- Exercise task
Output the records. Match them exactly.
# Extracted information start
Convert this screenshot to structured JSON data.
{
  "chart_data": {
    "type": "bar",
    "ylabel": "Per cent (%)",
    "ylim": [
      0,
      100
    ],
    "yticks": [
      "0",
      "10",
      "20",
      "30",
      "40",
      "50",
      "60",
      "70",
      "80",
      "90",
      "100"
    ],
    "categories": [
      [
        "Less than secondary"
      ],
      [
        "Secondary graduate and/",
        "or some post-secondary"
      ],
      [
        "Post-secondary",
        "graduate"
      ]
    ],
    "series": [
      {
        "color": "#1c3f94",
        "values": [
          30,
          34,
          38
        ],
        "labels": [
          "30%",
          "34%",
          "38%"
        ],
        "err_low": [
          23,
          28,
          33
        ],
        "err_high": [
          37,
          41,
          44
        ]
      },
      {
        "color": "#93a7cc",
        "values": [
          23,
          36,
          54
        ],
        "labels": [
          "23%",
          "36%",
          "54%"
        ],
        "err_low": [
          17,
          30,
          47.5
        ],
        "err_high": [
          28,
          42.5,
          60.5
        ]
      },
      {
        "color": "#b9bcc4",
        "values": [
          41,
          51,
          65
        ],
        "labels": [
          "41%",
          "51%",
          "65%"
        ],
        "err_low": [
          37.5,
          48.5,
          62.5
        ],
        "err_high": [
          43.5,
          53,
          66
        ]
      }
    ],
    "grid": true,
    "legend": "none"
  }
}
# Extracted information end
- Final result
Convert this screenshot to structured JSON data.
{
  "chart_data": {
    "type": "bar",
    "ylabel": "Per cent (%)",
    "ylim": [
      0,
      100
    ],
    "yticks": [
      "0",
      "10",
      "20",
      "30",
      "40",
      "50",
      "60",
      "70",
      "80",
      "90",
      "100"
    ],
    "categories": [
      [
        "Less than secondary"
      ],
      [
        "Secondary graduate and/",
        "or some post-secondary"
      ],
      [
        "Post-secondary",
        "graduate"
      ]
    ],
    "series": [
      {
        "color": "#1c3f94",
        "values": [
          30,
          34,
          38
        ],
        "labels": [
          "30%",
          "34%",
          "38%"
        ],
        "err_low": [
          23,
          28,
          33
        ],
        "err_high": [
          37,
          41,
          44
        ]
      },
      {
        "color": "#93a7cc",
        "values": [
          23,
          36,
          54
        ],
        "labels": [
          "23%",
          "36%",
          "54%"
        ],
        "err_low": [
          17,
          30,
          47.5
        ],
        "err_high": [
          28,
          42.5,
          60.5
        ]
      },
      {
        "color": "#b9bcc4",
        "values": [
          41,
          51,
          65
        ],
        "labels": [
          "41%",
          "51%",
          "65%"
        ],
        "err_low": [
          37.5,
          48.5,
          62.5
        ],
        "err_high": [
          43.5,
          53,
          66
        ]
      }
    ],
    "grid": true,
    "legend": "none"
  }
}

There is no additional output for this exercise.